*EXERCISE*. In the listing below, locate the line containing "Transcribe the text in this document."; reproduce that line and all lines that follow it, unchanged.

Data records:

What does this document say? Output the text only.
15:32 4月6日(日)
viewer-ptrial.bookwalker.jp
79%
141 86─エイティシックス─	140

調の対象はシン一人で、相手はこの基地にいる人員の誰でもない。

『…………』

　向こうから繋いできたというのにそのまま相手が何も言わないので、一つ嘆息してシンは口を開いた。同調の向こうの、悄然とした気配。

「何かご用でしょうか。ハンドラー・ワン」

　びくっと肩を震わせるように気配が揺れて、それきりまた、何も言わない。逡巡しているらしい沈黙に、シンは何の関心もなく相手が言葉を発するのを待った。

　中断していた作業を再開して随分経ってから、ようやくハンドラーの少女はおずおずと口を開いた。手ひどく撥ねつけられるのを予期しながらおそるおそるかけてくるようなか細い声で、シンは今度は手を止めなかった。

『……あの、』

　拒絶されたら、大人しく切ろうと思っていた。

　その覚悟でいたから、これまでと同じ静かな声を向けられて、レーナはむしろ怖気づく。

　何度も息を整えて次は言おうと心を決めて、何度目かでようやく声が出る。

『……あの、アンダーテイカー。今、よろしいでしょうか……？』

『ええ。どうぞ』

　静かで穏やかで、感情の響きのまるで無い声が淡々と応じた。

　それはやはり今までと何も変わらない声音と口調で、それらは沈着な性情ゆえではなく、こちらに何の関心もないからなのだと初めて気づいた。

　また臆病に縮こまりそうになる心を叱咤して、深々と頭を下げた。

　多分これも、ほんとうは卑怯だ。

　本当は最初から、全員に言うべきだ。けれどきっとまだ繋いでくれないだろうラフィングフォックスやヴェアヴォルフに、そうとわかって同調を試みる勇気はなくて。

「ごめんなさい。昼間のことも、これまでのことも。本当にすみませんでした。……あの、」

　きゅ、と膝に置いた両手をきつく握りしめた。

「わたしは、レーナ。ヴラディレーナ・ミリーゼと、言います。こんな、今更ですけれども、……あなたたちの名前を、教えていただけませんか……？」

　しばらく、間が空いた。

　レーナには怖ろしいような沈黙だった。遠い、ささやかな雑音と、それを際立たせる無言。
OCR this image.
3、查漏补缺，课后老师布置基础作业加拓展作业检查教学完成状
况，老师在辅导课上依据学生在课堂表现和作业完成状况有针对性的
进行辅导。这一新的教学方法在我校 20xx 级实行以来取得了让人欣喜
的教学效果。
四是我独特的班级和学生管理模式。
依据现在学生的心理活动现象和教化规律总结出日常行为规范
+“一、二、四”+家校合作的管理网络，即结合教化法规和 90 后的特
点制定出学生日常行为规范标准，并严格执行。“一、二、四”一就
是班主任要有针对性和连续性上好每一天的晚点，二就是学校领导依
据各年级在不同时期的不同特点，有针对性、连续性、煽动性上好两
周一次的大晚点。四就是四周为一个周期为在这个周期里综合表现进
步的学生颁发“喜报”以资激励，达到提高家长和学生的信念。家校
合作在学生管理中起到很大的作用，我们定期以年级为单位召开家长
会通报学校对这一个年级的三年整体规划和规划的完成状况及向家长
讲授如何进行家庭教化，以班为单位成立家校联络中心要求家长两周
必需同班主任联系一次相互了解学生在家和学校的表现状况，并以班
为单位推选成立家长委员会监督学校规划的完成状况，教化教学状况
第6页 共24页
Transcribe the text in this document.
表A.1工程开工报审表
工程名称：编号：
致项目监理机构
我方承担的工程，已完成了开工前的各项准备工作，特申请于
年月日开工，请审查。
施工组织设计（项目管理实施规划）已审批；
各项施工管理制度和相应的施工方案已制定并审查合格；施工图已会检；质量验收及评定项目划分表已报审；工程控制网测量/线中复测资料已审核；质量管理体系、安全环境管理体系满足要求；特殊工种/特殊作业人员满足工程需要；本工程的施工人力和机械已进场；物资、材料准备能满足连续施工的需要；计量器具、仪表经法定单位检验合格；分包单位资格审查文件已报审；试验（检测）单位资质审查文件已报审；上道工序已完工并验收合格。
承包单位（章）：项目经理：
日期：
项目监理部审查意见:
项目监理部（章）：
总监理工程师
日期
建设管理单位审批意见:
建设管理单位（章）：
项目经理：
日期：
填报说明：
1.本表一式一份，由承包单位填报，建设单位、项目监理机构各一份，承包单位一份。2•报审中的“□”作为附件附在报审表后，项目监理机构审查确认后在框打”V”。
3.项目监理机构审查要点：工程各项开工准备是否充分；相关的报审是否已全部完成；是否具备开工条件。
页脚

*FINISHED TASK*.
Transcribe the text in this document.
表A.1工程开工报审表
工程名称：编号：
致项目监理机构
我方承担的工程，已完成了开工前的各项准备工作，特申请于
年月日开工，请审查。
施工组织设计（项目管理实施规划）已审批；
各项施工管理制度和相应的施工方案已制定并审查合格；施工图已会检；质量验收及评定项目划分表已报审；工程控制网测量/线中复测资料已审核；质量管理体系、安全环境管理体系满足要求；特殊工种/特殊作业人员满足工程需要；本工程的施工人力和机械已进场；物资、材料准备能满足连续施工的需要；计量器具、仪表经法定单位检验合格；分包单位资格审查文件已报审；试验（检测）单位资质审查文件已报审；上道工序已完工并验收合格。
承包单位（章）：项目经理：
日期：
项目监理部审查意见:
项目监理部（章）：
总监理工程师
日期
建设管理单位审批意见:
建设管理单位（章）：
项目经理：
日期：
填报说明：
1.本表一式一份，由承包单位填报，建设单位、项目监理机构各一份，承包单位一份。2•报审中的“□”作为附件附在报审表后，项目监理机构审查确认后在框打”V”。
3.项目监理机构审查要点：工程各项开工准备是否充分；相关的报审是否已全部完成；是否具备开工条件。
页脚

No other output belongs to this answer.